◆ **Available records**
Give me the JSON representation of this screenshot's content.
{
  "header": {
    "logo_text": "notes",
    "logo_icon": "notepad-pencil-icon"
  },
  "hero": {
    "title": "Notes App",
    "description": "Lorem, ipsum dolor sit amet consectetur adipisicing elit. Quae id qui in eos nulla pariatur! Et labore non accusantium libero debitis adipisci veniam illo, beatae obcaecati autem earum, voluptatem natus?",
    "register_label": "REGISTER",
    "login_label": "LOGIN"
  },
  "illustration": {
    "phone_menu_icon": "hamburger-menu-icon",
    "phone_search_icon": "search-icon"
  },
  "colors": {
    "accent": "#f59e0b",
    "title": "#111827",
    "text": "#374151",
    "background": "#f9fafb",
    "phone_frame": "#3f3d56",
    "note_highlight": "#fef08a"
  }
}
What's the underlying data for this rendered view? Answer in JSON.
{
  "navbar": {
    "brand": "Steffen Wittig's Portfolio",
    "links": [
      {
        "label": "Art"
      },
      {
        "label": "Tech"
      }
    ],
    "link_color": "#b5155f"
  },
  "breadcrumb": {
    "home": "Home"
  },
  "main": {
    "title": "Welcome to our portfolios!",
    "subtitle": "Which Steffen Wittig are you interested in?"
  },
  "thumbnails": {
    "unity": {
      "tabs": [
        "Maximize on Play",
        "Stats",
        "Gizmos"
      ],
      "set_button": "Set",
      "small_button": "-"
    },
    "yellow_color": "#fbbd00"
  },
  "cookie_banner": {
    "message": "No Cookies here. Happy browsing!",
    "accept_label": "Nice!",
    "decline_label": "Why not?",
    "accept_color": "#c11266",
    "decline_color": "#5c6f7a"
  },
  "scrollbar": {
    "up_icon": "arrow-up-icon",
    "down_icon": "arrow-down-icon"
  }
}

◆ **Instructions for the task**
Copy out the material above in its entirety. Every detail must match.

◆ **Solution to the exercise**
Give me the JSON representation of this screenshot's content.
{
  "header": {
    "logo_text": "notes",
    "logo_icon": "notepad-pencil-icon"
  },
  "hero": {
    "title": "Notes App",
    "description": "Lorem, ipsum dolor sit amet consectetur adipisicing elit. Quae id qui in eos nulla pariatur! Et labore non accusantium libero debitis adipisci veniam illo, beatae obcaecati autem earum, voluptatem natus?",
    "register_label": "REGISTER",
    "login_label": "LOGIN"
  },
  "illustration": {
    "phone_menu_icon": "hamburger-menu-icon",
    "phone_search_icon": "search-icon"
  },
  "colors": {
    "accent": "#f59e0b",
    "title": "#111827",
    "text": "#374151",
    "background": "#f9fafb",
    "phone_frame": "#3f3d56",
    "note_highlight": "#fef08a"
  }
}
What's the underlying data for this rendered view? Answer in JSON.
{
  "navbar": {
    "brand": "Steffen Wittig's Portfolio",
    "links": [
      {
        "label": "Art"
      },
      {
        "label": "Tech"
      }
    ],
    "link_color": "#b5155f"
  },
  "breadcrumb": {
    "home": "Home"
  },
  "main": {
    "title": "Welcome to our portfolios!",
    "subtitle": "Which Steffen Wittig are you interested in?"
  },
  "thumbnails": {
    "unity": {
      "tabs": [
        "Maximize on Play",
        "Stats",
        "Gizmos"
      ],
      "set_button": "Set",
      "small_button": "-"
    },
    "yellow_color": "#fbbd00"
  },
  "cookie_banner": {
    "message": "No Cookies here. Happy browsing!",
    "accept_label": "Nice!",
    "decline_label": "Why not?",
    "accept_color": "#c11266",
    "decline_color": "#5c6f7a"
  },
  "scrollbar": {
    "up_icon": "arrow-up-icon",
    "down_icon": "arrow-down-icon"
  }
}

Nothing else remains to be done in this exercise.